▶ [Fragmento citado]
'''

Menú
Juan Cermeño

Navidad, fiesta pagana

Pregunté por la emoción de contemplar unas luces que nos dicen que estamos de fiesta, pero no qué se celebra.

Pregunté por la emoción de contemplar unas luces que nos dicen que estamos de fiesta, pero no qué se celebra.
La calle Alcalá, con sólo unas luces en los árboles pero luciendo tan hermosa como siempre | C.Jordá

Sabe cualquier gato o madrileño de adopción que las calles del centro capitalino son territorio vedado desde el primero de diciembre hasta mitad de enero. La autoridad orquesta al rebaño a través de las calles que unen la puerta del Sol con Callao en sentido único de circulación para evitar el colapso del tráfico peatonal; tabernas y mesones cuelgan el no hay billetes y la ciudad se engalana con elegancia insospechada, repleta de trajes, vestidos y lentejuelas chirriantes en otra época del año. Algún despistado intenta cumplir los objetivos de final de año en la cena de empresa y la benemérita hace su agosto en las salidas de las urbes, enviando más efectivos a los controles de alcoholemia que el gobierno a Ferraz. Cortesía suya son las 2 horas de atasco en la A-6 como colofón a las cenas navideñas del pasado fin de semana, no vaya a ser que alguno se quede frío al bajarse del coche.

Época de tradiciones. Algunas, buscadas o indeseadas, permanecen; otras tantas, nacen, crecen e incluso mueren. Hace unos días, una donostiarra comenzaba sus vacaciones en la capital y narraba, los ojos chiribitas, el emocionante espectáculo luminoso madrileño. Confieso que saqué el grinch a pasear y le pregunté por la emoción de contemplar unas luces que nos dicen que estamos de fiesta, pero no qué se celebra. Respondió que en muchos lugares de San Sebastián no había ni luces. Al loro, que no estamos tan mal –Laporta dixit–, pero no hace tanto, las luces traían nacimientos, ángeles y pastores, abetos, estrellas fugaces, Reyes Magos y, en suma, Navidad.

'''

▶ [Ejercicios propuestos]
1) Según el fragmento citado, ¿durante qué periodo son las calles del centro de la capital territorio vedado?
2) Indique si cada afirmación concuerda con el fragmento citado: (a) la donostiarra comenzaba sus vacaciones en la capital; (b) la autoridad permite circular en ambos sentidos por las calles que unen la puerta del Sol con Callao; (c) según la donostiarra, en muchos lugares de San Sebastián había más luces que en Madrid.
3) Transcriba del fragmento citado el pasaje comprendido entre «Época de tradiciones.» y «en suma, Navidad.», ambos inclusive.
Las líneas posteriores constituyen un material aparte, independiente del fragmento citado.

▶ [Material proporcionado]
'''

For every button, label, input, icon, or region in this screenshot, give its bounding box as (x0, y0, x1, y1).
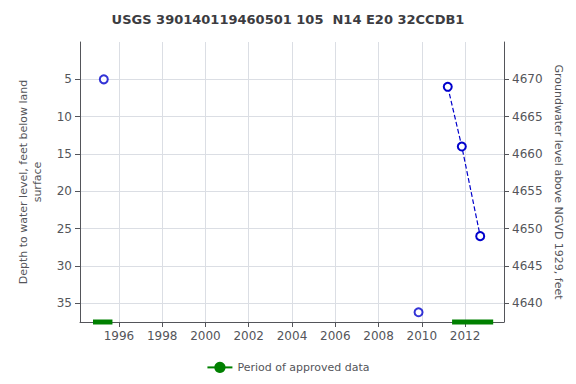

'''

▶ [Soluciones por ejercicio]
1) Desde el primero de diciembre hasta mitad de enero.

2)
(a) Sí: «una donostiarra comenzaba sus vacaciones en la capital».
(b) No: «en sentido único de circulación».
(c) No: «en muchos lugares de San Sebastián no había ni luces».

3)
Época de tradiciones. Algunas, buscadas o indeseadas, permanecen; otras tantas, nacen, crecen e incluso mueren. Hace unos días, una donostiarra comenzaba sus vacaciones en la capital y narraba, los ojos chiribitas, el emocionante espectáculo luminoso madrileño. Confieso que saqué el grinch a pasear y le pregunté por la emoción de contemplar unas luces que nos dicen que estamos de fiesta, pero no qué se celebra. Respondió que en muchos lugares de San Sebastián no había ni luces. Al loro, que no estamos tan mal –Laporta dixit–, pero no hace tanto, las luces traían nacimientos, ángeles y pastores, abetos, estrellas fugaces, Reyes Magos y, en suma, Navidad.